* **Exercise directions**
Reproduce the data below in full and exclude every picture.

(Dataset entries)

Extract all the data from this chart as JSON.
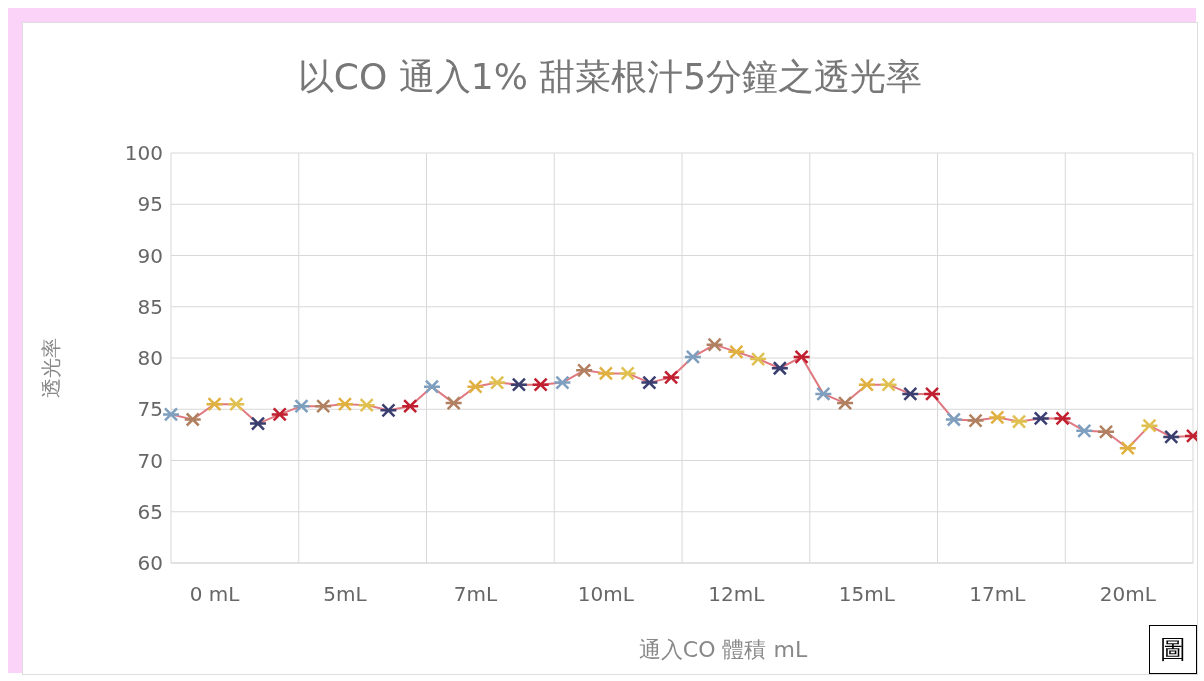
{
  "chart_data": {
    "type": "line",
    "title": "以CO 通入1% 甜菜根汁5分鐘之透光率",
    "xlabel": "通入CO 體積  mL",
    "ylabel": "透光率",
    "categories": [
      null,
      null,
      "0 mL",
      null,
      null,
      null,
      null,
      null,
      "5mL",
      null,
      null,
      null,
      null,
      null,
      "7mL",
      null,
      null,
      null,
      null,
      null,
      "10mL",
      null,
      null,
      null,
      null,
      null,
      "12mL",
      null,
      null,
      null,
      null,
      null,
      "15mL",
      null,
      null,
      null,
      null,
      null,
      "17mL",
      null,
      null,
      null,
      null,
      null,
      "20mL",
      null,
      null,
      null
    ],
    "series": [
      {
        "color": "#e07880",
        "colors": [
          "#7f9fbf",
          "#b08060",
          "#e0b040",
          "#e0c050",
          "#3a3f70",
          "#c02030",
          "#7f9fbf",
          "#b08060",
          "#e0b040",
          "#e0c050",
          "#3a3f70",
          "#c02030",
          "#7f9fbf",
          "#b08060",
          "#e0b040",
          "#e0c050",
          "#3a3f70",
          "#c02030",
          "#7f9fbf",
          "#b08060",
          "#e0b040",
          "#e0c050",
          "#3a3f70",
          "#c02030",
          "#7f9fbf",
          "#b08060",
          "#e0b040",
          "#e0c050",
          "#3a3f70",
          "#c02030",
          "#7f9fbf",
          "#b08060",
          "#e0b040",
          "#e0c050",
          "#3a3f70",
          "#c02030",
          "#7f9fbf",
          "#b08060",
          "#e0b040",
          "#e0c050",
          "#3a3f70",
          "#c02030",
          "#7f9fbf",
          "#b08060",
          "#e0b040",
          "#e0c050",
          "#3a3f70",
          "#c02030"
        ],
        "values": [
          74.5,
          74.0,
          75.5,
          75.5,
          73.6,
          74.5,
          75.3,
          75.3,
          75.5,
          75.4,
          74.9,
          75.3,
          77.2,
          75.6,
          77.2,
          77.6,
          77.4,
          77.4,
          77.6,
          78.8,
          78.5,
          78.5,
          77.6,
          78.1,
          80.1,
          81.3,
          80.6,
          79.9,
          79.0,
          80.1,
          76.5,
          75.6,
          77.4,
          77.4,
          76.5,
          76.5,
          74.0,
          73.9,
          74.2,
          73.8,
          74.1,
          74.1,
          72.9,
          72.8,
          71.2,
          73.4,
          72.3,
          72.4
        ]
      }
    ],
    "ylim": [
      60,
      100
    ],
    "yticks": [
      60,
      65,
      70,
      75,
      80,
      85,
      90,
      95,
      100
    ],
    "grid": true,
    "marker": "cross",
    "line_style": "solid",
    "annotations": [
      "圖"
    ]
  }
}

* **Reply**
Extract all the data from this chart as JSON.
{
  "chart_data": {
    "type": "line",
    "title": "以CO 通入1% 甜菜根汁5分鐘之透光率",
    "xlabel": "通入CO 體積  mL",
    "ylabel": "透光率",
    "categories": [
      null,
      null,
      "0 mL",
      null,
      null,
      null,
      null,
      null,
      "5mL",
      null,
      null,
      null,
      null,
      null,
      "7mL",
      null,
      null,
      null,
      null,
      null,
      "10mL",
      null,
      null,
      null,
      null,
      null,
      "12mL",
      null,
      null,
      null,
      null,
      null,
      "15mL",
      null,
      null,
      null,
      null,
      null,
      "17mL",
      null,
      null,
      null,
      null,
      null,
      "20mL",
      null,
      null,
      null
    ],
    "series": [
      {
        "color": "#e07880",
        "colors": [
          "#7f9fbf",
          "#b08060",
          "#e0b040",
          "#e0c050",
          "#3a3f70",
          "#c02030",
          "#7f9fbf",
          "#b08060",
          "#e0b040",
          "#e0c050",
          "#3a3f70",
          "#c02030",
          "#7f9fbf",
          "#b08060",
          "#e0b040",
          "#e0c050",
          "#3a3f70",
          "#c02030",
          "#7f9fbf",
          "#b08060",
          "#e0b040",
          "#e0c050",
          "#3a3f70",
          "#c02030",
          "#7f9fbf",
          "#b08060",
          "#e0b040",
          "#e0c050",
          "#3a3f70",
          "#c02030",
          "#7f9fbf",
          "#b08060",
          "#e0b040",
          "#e0c050",
          "#3a3f70",
          "#c02030",
          "#7f9fbf",
          "#b08060",
          "#e0b040",
          "#e0c050",
          "#3a3f70",
          "#c02030",
          "#7f9fbf",
          "#b08060",
          "#e0b040",
          "#e0c050",
          "#3a3f70",
          "#c02030"
        ],
        "values": [
          74.5,
          74.0,
          75.5,
          75.5,
          73.6,
          74.5,
          75.3,
          75.3,
          75.5,
          75.4,
          74.9,
          75.3,
          77.2,
          75.6,
          77.2,
          77.6,
          77.4,
          77.4,
          77.6,
          78.8,
          78.5,
          78.5,
          77.6,
          78.1,
          80.1,
          81.3,
          80.6,
          79.9,
          79.0,
          80.1,
          76.5,
          75.6,
          77.4,
          77.4,
          76.5,
          76.5,
          74.0,
          73.9,
          74.2,
          73.8,
          74.1,
          74.1,
          72.9,
          72.8,
          71.2,
          73.4,
          72.3,
          72.4
        ]
      }
    ],
    "ylim": [
      60,
      100
    ],
    "yticks": [
      60,
      65,
      70,
      75,
      80,
      85,
      90,
      95,
      100
    ],
    "grid": true,
    "marker": "cross",
    "line_style": "solid",
    "annotations": [
      "圖"
    ]
  }
}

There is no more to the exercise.